**Written request**.
From the entries below, say how many lines carry the word "image", and give nothing but the number.

**Information shown**.
▼▼▼

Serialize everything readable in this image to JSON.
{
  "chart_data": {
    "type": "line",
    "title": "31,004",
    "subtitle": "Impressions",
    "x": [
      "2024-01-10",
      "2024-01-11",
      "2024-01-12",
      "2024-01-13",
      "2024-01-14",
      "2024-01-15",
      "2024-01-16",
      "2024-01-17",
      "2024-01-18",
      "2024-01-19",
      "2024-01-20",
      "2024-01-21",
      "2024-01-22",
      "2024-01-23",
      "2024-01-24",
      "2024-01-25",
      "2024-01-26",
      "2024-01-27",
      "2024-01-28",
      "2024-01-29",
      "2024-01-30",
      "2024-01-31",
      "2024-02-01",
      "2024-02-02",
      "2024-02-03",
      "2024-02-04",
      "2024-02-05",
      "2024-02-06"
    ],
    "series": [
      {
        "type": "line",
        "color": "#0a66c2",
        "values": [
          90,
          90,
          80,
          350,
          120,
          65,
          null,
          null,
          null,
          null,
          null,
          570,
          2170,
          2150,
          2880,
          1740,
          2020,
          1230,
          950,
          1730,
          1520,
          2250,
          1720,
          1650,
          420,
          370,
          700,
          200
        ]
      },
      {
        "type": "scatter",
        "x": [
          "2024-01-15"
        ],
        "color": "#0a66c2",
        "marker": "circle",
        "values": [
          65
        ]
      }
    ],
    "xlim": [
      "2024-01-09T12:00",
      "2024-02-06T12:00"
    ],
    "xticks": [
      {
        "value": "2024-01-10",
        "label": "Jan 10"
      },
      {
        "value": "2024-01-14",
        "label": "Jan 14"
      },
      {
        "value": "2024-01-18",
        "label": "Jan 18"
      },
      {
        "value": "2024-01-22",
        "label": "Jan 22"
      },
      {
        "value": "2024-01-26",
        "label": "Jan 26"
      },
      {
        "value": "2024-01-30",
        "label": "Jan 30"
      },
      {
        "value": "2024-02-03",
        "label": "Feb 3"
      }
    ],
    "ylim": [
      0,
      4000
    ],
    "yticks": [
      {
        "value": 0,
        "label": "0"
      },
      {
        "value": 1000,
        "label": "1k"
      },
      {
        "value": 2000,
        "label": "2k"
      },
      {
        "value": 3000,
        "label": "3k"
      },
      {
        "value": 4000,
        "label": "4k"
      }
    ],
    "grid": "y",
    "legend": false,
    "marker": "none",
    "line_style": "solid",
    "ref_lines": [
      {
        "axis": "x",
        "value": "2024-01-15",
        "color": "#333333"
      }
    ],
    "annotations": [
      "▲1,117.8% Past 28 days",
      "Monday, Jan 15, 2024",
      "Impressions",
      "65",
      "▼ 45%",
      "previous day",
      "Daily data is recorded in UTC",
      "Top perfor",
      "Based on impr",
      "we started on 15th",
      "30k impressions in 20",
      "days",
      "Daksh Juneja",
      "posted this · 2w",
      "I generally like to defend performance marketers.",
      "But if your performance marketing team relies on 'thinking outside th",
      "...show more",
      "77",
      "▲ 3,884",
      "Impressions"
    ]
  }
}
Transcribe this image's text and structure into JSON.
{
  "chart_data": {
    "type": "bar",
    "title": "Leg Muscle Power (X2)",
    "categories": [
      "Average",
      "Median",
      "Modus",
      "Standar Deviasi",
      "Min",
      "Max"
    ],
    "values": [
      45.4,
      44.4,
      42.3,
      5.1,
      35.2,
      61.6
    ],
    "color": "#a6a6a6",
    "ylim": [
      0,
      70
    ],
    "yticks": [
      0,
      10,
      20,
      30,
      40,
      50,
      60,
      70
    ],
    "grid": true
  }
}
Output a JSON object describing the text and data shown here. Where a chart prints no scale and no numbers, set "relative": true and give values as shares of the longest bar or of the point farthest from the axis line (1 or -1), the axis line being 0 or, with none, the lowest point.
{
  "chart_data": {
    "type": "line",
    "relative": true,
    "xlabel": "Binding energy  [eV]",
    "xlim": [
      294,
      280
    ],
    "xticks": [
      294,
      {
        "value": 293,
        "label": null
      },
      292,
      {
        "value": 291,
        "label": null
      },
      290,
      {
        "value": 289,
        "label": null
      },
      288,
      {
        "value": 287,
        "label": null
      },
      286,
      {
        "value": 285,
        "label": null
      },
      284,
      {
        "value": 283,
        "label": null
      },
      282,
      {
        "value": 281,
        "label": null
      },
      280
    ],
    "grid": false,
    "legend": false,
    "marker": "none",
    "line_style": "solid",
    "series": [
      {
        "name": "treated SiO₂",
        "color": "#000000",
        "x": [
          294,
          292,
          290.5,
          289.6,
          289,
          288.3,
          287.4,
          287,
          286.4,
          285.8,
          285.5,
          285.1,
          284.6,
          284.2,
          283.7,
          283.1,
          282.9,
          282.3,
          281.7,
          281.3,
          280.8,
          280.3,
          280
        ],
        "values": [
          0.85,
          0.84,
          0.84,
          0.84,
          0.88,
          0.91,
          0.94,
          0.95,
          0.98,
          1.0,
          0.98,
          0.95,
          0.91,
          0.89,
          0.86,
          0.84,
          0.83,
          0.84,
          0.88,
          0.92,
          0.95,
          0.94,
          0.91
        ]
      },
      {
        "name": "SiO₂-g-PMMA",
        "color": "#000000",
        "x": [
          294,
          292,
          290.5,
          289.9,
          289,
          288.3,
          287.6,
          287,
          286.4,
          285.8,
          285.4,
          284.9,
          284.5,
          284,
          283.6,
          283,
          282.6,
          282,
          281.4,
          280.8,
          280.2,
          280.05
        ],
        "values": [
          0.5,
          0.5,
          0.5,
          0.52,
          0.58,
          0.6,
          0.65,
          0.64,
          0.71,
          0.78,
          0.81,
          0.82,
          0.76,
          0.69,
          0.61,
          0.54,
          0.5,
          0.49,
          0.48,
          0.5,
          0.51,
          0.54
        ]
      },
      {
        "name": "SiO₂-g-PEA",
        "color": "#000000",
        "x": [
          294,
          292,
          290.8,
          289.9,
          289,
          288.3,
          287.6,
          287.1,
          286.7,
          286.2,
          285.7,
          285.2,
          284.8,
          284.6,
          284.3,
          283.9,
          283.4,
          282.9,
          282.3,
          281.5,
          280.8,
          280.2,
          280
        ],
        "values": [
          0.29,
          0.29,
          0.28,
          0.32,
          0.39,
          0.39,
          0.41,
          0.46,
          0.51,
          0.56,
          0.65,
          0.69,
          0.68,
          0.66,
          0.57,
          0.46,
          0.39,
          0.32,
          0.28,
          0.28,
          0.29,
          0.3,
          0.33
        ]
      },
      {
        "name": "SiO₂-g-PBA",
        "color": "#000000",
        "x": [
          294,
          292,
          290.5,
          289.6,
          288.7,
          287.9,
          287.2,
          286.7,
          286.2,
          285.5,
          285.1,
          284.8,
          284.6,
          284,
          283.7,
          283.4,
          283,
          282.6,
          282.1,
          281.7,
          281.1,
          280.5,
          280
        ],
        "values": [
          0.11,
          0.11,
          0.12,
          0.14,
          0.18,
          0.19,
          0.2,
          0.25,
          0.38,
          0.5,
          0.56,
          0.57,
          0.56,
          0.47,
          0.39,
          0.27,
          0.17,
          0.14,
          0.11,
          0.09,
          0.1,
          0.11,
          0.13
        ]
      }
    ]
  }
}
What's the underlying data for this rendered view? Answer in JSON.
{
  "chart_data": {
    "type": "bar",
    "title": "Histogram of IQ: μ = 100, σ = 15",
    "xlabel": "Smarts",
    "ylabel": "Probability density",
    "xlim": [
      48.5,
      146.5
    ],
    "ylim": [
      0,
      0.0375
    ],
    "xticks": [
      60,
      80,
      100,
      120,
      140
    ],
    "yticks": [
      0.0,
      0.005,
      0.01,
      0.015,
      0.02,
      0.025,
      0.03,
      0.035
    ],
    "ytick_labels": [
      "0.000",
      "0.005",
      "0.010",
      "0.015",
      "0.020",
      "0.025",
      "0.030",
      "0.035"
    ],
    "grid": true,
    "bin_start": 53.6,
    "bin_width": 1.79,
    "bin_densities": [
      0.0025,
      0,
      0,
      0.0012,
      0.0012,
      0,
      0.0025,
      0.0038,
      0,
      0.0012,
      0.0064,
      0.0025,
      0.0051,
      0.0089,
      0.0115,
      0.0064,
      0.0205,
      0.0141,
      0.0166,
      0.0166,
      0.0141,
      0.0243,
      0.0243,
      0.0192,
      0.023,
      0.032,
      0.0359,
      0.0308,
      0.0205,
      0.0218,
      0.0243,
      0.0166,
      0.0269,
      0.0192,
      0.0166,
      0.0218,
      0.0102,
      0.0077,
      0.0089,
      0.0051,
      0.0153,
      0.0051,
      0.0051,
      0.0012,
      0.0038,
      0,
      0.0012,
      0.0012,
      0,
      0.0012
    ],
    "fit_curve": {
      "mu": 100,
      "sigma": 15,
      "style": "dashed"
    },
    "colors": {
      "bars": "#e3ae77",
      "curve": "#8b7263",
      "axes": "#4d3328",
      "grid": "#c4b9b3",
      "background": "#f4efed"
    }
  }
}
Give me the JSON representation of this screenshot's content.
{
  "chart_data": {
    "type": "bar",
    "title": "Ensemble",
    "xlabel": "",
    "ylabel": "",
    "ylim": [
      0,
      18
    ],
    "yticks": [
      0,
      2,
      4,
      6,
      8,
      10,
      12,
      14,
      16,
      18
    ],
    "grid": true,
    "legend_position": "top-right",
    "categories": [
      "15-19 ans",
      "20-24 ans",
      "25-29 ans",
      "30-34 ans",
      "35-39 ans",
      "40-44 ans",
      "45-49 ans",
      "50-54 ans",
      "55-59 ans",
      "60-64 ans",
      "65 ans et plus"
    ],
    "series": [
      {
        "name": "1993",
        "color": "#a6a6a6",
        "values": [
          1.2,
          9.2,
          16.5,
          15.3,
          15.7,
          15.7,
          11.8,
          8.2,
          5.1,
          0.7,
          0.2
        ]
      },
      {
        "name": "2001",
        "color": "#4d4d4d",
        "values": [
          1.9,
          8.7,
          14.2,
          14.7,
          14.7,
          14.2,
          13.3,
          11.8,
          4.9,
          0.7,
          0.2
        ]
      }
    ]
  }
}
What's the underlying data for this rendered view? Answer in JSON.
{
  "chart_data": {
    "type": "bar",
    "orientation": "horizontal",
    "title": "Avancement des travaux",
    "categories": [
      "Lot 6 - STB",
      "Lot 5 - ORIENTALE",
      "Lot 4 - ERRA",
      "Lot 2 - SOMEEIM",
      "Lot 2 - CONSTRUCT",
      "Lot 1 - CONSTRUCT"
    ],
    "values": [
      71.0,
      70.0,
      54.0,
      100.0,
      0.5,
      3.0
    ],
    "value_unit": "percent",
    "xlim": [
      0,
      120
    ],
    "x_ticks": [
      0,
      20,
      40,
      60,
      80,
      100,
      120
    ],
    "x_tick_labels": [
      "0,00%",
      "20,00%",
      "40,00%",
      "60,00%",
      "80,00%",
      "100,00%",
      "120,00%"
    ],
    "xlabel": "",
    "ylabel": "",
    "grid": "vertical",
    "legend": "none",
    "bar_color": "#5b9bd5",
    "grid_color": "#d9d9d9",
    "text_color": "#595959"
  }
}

▲▲▲

**Reply**.
2